— BEGIN Stored records —
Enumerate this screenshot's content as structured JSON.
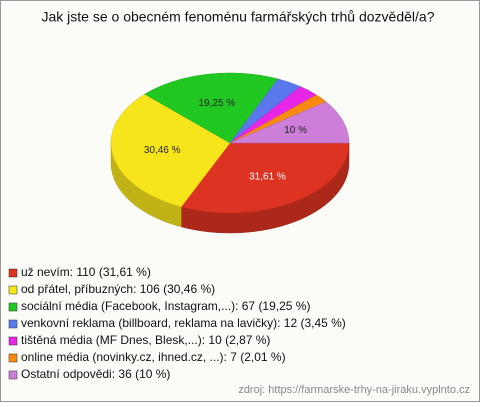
{
  "chart_data": {
    "type": "pie",
    "title": "Jak jste se o obecném fenoménu farmářských trhů dozvěděl/a?",
    "categories": [
      "už nevím",
      "od přátel, příbuzných",
      "sociální média (Facebook, Instagram,...)",
      "venkovní reklama (billboard, reklama na lavičky)",
      "tištěná média (MF Dnes, Blesk,...)",
      "online média (novinky.cz, ihned.cz, ...)",
      "Ostatní odpovědi"
    ],
    "values": [
      31.61,
      30.46,
      19.25,
      3.45,
      2.87,
      2.01,
      10
    ],
    "value_labels": [
      "31,61 %",
      "30,46 %",
      "19,25 %",
      null,
      null,
      null,
      "10 %"
    ],
    "legend_labels": [
      "už nevím: 110 (31,61 %)",
      "od přátel, příbuzných: 106 (30,46 %)",
      "sociální média (Facebook, Instagram,...): 67 (19,25 %)",
      "venkovní reklama (billboard, reklama na lavičky): 12 (3,45 %)",
      "tištěná média (MF Dnes, Blesk,...): 10 (2,87 %)",
      "online média (novinky.cz, ihned.cz, ...): 7 (2,01 %)",
      "Ostatní odpovědi: 36 (10 %)"
    ],
    "colors": [
      "#dd3322",
      "#f7e51c",
      "#22c822",
      "#5a78ee",
      "#e826e8",
      "#f88a10",
      "#cc7ed8"
    ],
    "source": "zdroj: https://farmarske-trhy-na-jiraku.vyplnto.cz"
  }
}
— END Stored records —
Stated task: All the lines above are to be reproduced exactly, except the pictures.

Worked answer:
Enumerate this screenshot's content as structured JSON.
{
  "chart_data": {
    "type": "pie",
    "title": "Jak jste se o obecném fenoménu farmářských trhů dozvěděl/a?",
    "categories": [
      "už nevím",
      "od přátel, příbuzných",
      "sociální média (Facebook, Instagram,...)",
      "venkovní reklama (billboard, reklama na lavičky)",
      "tištěná média (MF Dnes, Blesk,...)",
      "online média (novinky.cz, ihned.cz, ...)",
      "Ostatní odpovědi"
    ],
    "values": [
      31.61,
      30.46,
      19.25,
      3.45,
      2.87,
      2.01,
      10
    ],
    "value_labels": [
      "31,61 %",
      "30,46 %",
      "19,25 %",
      null,
      null,
      null,
      "10 %"
    ],
    "legend_labels": [
      "už nevím: 110 (31,61 %)",
      "od přátel, příbuzných: 106 (30,46 %)",
      "sociální média (Facebook, Instagram,...): 67 (19,25 %)",
      "venkovní reklama (billboard, reklama na lavičky): 12 (3,45 %)",
      "tištěná média (MF Dnes, Blesk,...): 10 (2,87 %)",
      "online média (novinky.cz, ihned.cz, ...): 7 (2,01 %)",
      "Ostatní odpovědi: 36 (10 %)"
    ],
    "colors": [
      "#dd3322",
      "#f7e51c",
      "#22c822",
      "#5a78ee",
      "#e826e8",
      "#f88a10",
      "#cc7ed8"
    ],
    "source": "zdroj: https://farmarske-trhy-na-jiraku.vyplnto.cz"
  }
}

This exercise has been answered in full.